▶ **Required task**: Which lines of the records contain "Ctrl"? Collect every one of them.

==== Entries shown ====

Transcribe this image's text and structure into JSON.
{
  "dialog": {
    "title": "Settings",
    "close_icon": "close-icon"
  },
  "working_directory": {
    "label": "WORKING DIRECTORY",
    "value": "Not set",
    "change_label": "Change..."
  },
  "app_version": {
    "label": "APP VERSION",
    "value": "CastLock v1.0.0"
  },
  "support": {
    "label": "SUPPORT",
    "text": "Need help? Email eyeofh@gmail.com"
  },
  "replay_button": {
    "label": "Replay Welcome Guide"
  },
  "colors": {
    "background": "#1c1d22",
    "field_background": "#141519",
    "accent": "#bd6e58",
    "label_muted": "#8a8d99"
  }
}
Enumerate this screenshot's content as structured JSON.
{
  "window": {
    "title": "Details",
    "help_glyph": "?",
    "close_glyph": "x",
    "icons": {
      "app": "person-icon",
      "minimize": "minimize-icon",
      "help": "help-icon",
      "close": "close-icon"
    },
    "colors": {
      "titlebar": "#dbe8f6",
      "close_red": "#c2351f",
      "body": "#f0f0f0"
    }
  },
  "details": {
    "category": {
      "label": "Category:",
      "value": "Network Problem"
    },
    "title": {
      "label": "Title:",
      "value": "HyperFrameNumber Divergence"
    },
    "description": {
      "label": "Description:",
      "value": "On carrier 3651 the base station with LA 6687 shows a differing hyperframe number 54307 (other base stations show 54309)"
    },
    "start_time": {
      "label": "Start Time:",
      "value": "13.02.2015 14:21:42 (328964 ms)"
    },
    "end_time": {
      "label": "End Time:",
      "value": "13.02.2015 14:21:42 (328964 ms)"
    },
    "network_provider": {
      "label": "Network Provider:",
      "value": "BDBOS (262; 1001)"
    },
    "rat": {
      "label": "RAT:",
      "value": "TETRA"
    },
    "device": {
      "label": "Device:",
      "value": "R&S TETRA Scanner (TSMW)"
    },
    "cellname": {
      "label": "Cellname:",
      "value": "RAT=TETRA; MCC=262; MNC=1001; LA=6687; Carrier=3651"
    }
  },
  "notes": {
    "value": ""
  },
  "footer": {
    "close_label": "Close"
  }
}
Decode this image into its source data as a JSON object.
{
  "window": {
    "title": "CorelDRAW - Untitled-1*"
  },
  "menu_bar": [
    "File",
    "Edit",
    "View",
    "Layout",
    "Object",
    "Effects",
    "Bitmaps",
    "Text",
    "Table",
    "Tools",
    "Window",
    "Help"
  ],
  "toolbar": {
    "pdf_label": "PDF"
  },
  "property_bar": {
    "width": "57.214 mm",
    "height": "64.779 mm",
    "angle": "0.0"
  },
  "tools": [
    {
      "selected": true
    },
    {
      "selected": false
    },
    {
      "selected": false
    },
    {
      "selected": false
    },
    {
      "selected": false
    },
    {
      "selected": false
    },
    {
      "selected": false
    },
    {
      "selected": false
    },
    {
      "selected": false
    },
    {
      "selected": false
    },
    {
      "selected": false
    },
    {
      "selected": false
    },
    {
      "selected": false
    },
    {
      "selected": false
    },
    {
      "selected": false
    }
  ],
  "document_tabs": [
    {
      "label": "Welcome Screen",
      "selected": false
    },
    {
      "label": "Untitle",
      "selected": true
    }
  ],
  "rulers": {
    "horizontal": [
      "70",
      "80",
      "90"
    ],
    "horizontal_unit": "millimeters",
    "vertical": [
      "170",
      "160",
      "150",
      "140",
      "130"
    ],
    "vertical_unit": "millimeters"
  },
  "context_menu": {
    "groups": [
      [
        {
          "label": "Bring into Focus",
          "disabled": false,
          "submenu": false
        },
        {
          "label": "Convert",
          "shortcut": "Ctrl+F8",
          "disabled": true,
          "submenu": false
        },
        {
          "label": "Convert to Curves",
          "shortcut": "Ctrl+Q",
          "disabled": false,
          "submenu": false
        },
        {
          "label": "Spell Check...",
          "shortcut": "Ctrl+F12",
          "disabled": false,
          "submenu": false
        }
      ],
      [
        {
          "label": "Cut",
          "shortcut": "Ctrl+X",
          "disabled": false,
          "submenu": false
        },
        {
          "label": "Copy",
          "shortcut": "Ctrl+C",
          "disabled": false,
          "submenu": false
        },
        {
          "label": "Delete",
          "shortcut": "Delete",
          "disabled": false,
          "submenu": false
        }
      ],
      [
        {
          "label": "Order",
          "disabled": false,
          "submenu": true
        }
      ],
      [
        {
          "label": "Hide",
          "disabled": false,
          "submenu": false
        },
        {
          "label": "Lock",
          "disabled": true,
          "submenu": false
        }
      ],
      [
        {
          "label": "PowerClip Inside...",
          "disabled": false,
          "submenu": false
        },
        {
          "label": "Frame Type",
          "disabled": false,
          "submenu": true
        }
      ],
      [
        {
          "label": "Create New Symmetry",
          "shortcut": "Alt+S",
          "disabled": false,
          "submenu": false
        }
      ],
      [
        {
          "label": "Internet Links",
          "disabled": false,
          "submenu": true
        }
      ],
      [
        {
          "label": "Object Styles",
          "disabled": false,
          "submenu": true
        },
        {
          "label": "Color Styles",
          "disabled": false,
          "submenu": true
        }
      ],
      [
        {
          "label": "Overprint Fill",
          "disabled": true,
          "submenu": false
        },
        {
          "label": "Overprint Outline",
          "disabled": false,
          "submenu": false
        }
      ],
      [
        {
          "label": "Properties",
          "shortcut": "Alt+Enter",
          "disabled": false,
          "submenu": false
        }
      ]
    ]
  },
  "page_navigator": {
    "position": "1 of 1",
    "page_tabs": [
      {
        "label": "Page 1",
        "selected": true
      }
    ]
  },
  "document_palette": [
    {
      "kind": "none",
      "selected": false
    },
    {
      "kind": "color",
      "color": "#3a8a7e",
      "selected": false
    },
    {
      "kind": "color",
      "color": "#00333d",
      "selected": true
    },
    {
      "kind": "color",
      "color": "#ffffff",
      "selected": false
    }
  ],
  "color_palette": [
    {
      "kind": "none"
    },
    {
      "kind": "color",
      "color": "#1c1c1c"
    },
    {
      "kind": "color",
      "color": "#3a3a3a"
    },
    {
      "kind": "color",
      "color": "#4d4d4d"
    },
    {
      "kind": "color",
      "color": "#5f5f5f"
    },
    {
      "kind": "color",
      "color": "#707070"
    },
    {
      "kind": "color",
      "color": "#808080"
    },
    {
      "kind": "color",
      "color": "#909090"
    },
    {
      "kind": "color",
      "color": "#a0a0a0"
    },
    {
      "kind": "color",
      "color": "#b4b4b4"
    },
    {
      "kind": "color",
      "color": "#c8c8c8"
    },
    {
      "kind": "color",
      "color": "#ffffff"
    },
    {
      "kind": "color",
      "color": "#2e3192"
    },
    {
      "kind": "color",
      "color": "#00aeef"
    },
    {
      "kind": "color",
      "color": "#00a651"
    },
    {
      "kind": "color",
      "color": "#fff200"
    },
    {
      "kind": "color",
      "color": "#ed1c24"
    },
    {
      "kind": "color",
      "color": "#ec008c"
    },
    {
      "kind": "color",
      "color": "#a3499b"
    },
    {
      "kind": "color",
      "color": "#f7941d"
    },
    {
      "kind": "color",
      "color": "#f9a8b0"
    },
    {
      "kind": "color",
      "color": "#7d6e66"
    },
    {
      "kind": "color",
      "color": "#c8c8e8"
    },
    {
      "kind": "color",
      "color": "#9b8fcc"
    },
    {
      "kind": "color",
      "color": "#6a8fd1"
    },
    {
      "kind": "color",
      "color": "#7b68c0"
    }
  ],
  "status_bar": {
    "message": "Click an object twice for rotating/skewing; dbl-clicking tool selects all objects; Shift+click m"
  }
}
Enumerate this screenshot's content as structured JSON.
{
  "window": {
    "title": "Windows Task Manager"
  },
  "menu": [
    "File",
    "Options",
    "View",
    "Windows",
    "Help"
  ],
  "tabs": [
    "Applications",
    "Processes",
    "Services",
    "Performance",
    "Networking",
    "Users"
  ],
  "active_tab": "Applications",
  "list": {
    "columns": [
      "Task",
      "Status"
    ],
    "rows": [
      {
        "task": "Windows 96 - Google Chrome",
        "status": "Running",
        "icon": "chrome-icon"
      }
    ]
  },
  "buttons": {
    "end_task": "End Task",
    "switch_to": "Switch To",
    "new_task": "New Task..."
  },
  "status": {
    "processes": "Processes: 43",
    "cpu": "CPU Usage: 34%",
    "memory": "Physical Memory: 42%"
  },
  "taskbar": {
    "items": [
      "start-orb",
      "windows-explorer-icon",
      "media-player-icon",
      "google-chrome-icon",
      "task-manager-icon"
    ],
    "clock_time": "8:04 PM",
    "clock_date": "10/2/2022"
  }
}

====

▶ **Response below**:
          "shortcut": "Ctrl+F8",
          "shortcut": "Ctrl+Q",
          "shortcut": "Ctrl+F12",
          "shortcut": "Ctrl+X",
          "shortcut": "Ctrl+C",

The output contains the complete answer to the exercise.